▸ **Aim**: Reproduce the entries word for word, starting at the very first line and ending with the line that contains "left-column: Slow Ahead%", including both.

--------------------

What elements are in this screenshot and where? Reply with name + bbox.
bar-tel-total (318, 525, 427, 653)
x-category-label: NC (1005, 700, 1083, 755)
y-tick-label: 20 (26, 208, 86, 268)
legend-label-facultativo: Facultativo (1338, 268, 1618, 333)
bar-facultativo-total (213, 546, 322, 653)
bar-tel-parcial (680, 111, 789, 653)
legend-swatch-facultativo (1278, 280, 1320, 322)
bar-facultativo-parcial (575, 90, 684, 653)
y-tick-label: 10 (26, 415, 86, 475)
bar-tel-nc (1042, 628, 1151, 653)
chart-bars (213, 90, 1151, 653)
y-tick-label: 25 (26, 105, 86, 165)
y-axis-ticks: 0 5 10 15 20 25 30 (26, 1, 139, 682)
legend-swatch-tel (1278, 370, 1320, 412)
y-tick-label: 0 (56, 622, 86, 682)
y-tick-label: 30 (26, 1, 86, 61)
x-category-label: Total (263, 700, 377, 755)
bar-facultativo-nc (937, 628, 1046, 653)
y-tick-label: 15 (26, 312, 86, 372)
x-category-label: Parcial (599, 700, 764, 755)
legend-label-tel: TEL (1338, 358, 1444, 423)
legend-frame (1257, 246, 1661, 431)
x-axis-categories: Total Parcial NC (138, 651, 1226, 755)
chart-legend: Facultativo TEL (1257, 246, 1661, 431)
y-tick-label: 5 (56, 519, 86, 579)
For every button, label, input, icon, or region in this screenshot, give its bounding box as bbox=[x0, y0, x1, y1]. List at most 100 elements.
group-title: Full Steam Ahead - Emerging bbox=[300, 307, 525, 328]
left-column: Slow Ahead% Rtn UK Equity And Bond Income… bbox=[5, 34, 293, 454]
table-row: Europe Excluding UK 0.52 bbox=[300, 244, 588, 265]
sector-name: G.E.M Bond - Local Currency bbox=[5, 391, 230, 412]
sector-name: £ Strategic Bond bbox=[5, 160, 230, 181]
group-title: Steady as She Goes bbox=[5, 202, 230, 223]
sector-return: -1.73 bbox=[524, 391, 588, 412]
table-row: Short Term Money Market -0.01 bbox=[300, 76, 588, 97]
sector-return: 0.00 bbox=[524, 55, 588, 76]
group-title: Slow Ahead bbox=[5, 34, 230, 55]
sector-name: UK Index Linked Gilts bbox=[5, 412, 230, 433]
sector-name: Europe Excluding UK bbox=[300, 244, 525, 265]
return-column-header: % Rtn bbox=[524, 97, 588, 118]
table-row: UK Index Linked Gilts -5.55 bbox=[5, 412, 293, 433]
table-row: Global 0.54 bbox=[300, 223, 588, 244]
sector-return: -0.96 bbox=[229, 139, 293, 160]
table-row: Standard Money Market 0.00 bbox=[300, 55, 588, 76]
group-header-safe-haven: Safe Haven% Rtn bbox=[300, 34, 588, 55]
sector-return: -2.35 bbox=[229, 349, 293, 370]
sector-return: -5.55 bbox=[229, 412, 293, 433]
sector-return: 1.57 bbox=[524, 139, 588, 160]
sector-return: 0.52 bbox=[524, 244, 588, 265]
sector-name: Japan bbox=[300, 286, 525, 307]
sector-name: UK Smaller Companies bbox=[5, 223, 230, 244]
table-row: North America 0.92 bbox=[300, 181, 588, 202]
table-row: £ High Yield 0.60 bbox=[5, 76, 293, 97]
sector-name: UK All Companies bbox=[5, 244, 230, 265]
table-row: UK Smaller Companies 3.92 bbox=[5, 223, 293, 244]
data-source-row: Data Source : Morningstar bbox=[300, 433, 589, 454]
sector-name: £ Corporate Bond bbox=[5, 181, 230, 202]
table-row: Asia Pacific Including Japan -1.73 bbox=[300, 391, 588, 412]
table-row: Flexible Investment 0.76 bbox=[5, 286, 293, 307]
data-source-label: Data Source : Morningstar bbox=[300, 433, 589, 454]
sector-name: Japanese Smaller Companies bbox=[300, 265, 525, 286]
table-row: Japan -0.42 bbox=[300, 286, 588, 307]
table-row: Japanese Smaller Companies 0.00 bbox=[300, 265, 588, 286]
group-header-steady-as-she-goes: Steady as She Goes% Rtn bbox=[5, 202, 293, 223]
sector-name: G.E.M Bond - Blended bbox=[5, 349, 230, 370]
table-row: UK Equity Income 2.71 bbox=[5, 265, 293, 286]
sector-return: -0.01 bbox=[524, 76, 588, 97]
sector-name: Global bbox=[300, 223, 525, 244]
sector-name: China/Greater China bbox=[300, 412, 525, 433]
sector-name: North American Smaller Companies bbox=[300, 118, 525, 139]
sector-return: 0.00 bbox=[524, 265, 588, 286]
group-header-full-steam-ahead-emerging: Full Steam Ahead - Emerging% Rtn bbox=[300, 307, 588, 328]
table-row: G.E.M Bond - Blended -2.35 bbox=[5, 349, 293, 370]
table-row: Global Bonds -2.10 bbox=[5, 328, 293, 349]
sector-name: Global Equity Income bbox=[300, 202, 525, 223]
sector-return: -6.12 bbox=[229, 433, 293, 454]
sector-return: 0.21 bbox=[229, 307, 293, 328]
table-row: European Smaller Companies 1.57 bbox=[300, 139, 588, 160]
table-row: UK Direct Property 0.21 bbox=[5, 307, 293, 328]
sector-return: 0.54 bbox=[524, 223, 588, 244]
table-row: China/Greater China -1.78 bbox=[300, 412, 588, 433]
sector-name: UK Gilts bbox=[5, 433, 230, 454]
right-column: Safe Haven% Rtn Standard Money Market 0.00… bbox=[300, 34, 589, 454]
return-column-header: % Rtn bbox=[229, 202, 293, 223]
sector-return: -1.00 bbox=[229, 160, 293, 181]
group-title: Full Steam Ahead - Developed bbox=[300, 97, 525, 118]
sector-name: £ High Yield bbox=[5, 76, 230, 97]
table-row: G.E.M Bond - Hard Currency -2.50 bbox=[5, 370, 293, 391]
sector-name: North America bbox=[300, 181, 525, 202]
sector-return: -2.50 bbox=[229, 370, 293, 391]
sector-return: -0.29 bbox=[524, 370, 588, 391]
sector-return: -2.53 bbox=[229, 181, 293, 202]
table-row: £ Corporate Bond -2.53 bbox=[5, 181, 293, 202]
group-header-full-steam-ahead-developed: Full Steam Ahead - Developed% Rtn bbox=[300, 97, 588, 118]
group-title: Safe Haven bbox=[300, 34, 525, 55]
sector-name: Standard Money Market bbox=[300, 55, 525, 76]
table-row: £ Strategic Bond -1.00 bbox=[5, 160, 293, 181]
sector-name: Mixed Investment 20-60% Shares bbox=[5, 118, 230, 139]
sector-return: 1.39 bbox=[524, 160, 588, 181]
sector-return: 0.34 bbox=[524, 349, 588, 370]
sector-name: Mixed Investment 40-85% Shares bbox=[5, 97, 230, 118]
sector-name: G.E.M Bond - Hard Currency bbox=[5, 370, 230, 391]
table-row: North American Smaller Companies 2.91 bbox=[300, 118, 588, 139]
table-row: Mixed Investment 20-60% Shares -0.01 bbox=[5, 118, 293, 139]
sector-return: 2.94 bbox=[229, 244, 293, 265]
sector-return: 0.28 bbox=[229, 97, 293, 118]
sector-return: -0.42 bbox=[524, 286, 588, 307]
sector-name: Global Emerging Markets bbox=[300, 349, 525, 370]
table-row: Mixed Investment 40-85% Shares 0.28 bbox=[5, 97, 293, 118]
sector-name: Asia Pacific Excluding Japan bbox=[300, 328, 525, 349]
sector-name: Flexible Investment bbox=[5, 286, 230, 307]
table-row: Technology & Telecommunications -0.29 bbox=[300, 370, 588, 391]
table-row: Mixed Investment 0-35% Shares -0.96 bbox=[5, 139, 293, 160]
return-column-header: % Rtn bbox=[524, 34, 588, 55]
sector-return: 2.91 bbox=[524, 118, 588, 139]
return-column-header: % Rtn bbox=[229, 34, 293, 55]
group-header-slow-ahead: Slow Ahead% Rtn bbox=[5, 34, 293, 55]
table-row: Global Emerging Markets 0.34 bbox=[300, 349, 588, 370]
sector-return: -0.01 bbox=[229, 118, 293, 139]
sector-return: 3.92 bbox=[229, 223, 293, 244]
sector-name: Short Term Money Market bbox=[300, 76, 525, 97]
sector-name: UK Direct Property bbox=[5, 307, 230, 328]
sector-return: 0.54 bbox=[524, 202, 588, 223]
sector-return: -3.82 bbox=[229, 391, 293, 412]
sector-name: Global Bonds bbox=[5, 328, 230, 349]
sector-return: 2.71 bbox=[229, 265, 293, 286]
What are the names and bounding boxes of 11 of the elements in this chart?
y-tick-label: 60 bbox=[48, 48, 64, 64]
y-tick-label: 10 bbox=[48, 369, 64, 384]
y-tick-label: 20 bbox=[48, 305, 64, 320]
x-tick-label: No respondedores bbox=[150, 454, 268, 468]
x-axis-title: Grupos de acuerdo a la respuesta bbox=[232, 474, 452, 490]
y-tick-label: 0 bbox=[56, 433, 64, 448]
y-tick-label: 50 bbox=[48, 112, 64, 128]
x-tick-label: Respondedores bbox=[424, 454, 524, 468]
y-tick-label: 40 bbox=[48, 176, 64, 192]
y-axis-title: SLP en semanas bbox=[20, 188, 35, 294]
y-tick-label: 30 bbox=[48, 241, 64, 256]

--------------------

▸ **Result for this exercise**:
What elements are in this screenshot and where? Reply with name + bbox.
bar-tel-total (318, 525, 427, 653)
x-category-label: NC (1005, 700, 1083, 755)
y-tick-label: 20 (26, 208, 86, 268)
legend-label-facultativo: Facultativo (1338, 268, 1618, 333)
bar-facultativo-total (213, 546, 322, 653)
bar-tel-parcial (680, 111, 789, 653)
legend-swatch-facultativo (1278, 280, 1320, 322)
bar-facultativo-parcial (575, 90, 684, 653)
y-tick-label: 10 (26, 415, 86, 475)
bar-tel-nc (1042, 628, 1151, 653)
chart-bars (213, 90, 1151, 653)
y-tick-label: 25 (26, 105, 86, 165)
y-axis-ticks: 0 5 10 15 20 25 30 (26, 1, 139, 682)
legend-swatch-tel (1278, 370, 1320, 412)
y-tick-label: 0 (56, 622, 86, 682)
y-tick-label: 30 (26, 1, 86, 61)
x-category-label: Total (263, 700, 377, 755)
bar-facultativo-nc (937, 628, 1046, 653)
y-tick-label: 15 (26, 312, 86, 372)
x-category-label: Parcial (599, 700, 764, 755)
legend-label-tel: TEL (1338, 358, 1444, 423)
legend-frame (1257, 246, 1661, 431)
x-axis-categories: Total Parcial NC (138, 651, 1226, 755)
chart-legend: Facultativo TEL (1257, 246, 1661, 431)
y-tick-label: 5 (56, 519, 86, 579)
For every button, label, input, icon, or region in this screenshot, give its bounding box as bbox=[x0, y0, x1, y1]. List at most 100 elements.
group-title: Full Steam Ahead - Emerging bbox=[300, 307, 525, 328]
left-column: Slow Ahead% Rtn UK Equity And Bond Income… bbox=[5, 34, 293, 454]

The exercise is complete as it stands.